Written instruction:
Give the number of lines in the data that hold the word "نفسي", and nothing else.
** begin Dataset **
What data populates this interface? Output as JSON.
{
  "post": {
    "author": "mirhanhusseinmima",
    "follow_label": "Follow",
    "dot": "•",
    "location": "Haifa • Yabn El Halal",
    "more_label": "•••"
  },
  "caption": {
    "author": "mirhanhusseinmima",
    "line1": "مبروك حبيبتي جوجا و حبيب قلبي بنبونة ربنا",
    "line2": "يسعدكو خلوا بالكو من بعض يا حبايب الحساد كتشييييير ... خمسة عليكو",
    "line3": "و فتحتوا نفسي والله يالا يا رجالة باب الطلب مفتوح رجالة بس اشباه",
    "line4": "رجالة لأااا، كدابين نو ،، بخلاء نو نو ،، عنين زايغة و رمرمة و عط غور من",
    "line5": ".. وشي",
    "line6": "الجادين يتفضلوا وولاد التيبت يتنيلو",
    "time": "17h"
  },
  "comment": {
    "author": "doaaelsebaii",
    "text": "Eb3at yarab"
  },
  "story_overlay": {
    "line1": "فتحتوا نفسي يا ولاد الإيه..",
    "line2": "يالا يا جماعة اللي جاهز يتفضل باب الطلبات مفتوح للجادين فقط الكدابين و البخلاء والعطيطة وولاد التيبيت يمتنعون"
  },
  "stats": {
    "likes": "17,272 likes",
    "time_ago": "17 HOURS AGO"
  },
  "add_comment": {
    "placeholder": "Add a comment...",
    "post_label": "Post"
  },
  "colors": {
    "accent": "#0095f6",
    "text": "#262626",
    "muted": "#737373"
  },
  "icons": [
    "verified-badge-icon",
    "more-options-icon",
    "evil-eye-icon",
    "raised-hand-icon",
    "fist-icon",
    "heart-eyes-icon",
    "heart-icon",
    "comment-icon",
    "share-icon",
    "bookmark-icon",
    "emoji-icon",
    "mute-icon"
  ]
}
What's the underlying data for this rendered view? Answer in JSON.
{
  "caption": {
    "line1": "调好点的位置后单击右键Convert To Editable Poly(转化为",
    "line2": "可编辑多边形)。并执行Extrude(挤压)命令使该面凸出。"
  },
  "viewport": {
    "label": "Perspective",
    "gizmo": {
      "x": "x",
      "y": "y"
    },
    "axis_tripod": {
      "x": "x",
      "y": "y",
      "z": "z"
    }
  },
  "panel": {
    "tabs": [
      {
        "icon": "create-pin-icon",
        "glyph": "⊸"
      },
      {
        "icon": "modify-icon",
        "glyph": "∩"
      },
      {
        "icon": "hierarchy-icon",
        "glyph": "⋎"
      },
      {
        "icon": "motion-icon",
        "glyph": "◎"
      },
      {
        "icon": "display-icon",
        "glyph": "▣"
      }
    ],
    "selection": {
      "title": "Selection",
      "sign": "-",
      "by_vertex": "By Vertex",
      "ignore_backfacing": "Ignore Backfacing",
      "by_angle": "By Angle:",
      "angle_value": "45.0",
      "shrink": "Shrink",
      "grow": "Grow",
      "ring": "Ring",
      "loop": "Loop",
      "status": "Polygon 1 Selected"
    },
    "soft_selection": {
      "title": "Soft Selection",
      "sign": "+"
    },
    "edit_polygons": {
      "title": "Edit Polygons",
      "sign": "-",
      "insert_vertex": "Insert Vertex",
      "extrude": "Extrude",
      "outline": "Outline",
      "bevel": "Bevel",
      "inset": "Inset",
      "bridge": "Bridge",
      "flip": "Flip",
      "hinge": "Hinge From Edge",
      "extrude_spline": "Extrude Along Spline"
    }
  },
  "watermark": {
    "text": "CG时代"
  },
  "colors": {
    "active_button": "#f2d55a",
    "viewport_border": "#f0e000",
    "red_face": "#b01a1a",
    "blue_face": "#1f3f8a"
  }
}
** end Dataset **
** begin Dataset **
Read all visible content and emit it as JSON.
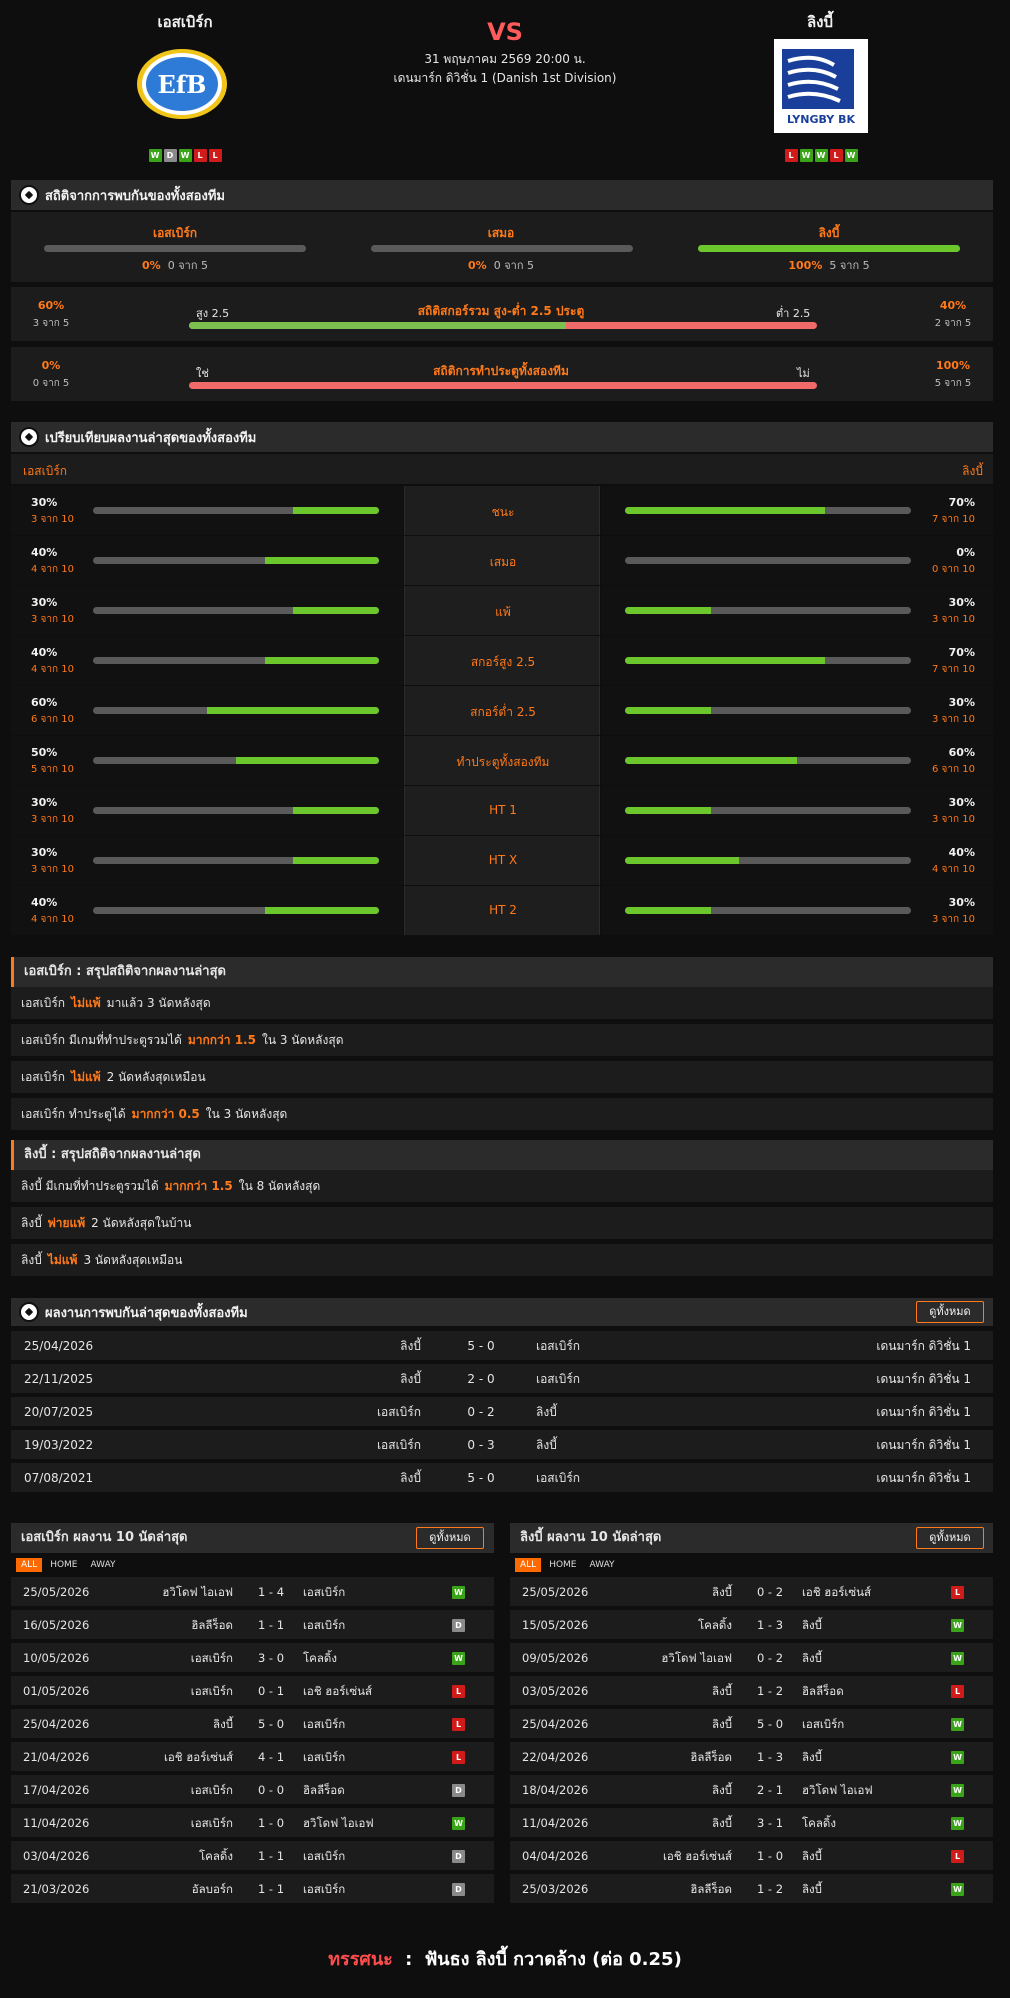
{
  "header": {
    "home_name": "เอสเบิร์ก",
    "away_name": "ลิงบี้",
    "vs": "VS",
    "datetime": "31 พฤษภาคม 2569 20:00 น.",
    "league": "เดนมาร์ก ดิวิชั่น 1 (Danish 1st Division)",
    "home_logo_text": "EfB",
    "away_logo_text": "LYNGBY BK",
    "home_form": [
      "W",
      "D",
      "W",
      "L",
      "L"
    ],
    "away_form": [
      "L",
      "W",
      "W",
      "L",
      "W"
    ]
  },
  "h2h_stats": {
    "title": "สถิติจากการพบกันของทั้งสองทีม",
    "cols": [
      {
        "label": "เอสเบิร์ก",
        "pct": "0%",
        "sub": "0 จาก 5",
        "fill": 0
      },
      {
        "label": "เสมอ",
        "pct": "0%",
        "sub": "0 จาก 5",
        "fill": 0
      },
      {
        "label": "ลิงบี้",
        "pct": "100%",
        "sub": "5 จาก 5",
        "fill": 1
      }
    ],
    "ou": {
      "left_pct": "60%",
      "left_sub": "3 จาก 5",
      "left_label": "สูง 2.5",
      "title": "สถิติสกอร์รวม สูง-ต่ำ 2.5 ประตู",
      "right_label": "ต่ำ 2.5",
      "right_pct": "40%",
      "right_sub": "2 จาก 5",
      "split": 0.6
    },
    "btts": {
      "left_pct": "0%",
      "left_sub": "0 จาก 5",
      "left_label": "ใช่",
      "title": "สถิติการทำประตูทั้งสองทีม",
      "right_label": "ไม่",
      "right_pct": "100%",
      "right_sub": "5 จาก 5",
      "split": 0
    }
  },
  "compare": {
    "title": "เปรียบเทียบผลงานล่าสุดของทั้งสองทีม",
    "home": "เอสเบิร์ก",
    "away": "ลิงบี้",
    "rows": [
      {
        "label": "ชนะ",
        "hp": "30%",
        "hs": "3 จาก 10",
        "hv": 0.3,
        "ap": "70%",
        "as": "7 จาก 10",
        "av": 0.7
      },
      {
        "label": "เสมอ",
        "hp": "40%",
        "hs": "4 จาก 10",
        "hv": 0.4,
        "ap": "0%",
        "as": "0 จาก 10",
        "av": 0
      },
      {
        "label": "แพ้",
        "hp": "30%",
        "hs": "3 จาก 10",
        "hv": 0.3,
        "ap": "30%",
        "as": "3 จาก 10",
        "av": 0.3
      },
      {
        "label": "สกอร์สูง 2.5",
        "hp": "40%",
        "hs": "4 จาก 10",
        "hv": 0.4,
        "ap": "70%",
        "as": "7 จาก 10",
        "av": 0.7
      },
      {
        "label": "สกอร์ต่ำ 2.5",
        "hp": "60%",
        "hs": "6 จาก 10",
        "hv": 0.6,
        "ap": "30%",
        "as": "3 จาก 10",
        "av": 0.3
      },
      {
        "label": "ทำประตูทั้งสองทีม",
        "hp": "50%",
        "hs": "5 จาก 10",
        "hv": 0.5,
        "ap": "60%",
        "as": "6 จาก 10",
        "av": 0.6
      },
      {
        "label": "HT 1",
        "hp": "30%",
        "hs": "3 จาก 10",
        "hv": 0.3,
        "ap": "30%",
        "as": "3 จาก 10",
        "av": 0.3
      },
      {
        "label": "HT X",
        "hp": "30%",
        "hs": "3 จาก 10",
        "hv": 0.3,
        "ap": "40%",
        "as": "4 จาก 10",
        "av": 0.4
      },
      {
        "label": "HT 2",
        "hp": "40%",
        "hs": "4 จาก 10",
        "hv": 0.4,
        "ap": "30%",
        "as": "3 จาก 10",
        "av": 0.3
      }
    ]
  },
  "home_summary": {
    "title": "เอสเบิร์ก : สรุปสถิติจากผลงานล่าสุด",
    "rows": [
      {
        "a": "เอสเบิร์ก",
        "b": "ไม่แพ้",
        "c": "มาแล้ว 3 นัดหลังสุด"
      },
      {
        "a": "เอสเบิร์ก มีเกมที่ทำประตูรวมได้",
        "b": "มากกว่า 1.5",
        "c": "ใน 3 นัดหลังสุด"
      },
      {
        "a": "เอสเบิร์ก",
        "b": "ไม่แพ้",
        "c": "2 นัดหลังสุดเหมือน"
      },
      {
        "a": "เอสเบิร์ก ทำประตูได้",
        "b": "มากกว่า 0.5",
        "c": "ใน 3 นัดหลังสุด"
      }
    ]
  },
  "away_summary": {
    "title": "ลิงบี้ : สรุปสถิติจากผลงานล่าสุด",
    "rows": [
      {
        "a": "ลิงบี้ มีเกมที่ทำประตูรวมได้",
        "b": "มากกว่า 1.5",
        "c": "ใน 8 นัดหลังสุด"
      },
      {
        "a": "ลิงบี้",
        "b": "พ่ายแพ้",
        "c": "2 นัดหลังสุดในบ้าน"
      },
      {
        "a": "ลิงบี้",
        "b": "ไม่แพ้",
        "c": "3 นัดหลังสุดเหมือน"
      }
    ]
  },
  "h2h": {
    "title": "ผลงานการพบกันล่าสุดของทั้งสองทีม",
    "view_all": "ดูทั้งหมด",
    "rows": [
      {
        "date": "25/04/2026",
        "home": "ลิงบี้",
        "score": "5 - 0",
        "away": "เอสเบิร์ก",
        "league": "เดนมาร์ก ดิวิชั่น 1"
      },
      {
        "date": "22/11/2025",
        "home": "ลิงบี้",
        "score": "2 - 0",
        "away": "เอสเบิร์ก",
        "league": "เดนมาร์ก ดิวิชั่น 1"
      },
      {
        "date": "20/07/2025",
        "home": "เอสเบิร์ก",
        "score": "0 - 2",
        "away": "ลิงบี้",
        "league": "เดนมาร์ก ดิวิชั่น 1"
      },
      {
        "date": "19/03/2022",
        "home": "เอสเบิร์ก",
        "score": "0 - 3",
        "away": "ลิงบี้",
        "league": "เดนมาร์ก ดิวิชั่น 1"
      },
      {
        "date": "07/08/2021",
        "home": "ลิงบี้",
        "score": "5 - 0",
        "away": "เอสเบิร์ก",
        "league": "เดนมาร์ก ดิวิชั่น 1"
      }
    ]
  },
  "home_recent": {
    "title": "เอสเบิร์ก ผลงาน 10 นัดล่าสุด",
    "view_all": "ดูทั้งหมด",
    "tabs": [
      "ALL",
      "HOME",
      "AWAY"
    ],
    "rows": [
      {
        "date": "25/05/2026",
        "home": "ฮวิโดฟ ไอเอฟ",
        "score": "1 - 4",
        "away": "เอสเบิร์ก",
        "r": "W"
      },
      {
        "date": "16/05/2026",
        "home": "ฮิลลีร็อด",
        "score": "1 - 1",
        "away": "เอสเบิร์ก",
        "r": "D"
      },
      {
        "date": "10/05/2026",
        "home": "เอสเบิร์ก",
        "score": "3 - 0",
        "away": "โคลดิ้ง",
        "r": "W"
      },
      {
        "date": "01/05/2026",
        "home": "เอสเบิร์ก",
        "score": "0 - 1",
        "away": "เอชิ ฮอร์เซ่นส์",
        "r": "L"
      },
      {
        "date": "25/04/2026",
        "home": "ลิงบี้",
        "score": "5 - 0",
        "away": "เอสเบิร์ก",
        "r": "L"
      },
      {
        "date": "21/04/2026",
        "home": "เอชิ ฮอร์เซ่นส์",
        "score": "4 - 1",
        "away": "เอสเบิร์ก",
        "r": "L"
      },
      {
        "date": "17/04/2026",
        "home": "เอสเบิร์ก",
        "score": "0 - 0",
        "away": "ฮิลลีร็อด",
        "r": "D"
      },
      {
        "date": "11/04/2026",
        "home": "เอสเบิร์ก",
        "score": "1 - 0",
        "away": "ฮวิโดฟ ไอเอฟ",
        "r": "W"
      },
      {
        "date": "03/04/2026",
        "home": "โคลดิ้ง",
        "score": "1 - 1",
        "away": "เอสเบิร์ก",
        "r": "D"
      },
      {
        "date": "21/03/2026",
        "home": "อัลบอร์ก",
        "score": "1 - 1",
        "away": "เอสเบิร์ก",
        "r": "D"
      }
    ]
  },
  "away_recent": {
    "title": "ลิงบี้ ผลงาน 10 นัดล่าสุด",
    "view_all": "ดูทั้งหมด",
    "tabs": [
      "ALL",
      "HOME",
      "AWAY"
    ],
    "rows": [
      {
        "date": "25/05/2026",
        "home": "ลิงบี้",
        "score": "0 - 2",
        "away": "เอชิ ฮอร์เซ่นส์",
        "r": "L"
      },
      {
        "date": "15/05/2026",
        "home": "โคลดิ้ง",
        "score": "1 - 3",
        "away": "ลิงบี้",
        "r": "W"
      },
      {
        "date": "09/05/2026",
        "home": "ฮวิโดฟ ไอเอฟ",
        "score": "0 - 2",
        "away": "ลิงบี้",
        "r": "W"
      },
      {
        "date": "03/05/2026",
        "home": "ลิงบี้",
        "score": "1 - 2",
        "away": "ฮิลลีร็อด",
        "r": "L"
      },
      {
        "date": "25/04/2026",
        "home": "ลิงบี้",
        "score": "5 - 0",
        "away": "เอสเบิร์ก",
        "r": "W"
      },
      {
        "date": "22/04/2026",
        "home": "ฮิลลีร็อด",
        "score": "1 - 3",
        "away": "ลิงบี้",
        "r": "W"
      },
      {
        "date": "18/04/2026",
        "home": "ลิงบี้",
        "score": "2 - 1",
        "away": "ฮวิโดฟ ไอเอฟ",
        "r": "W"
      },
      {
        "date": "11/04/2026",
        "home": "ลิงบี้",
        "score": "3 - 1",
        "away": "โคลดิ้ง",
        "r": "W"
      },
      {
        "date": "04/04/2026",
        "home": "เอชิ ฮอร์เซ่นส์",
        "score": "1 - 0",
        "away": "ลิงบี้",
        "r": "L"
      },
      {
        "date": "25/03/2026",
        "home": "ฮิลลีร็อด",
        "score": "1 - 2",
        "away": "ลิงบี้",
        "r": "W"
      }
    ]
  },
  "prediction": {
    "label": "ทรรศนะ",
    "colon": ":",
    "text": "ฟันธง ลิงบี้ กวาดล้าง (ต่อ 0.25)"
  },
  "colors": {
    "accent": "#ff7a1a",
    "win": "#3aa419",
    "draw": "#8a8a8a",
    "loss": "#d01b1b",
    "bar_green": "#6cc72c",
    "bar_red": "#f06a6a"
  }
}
** end Dataset **
Written answer:
2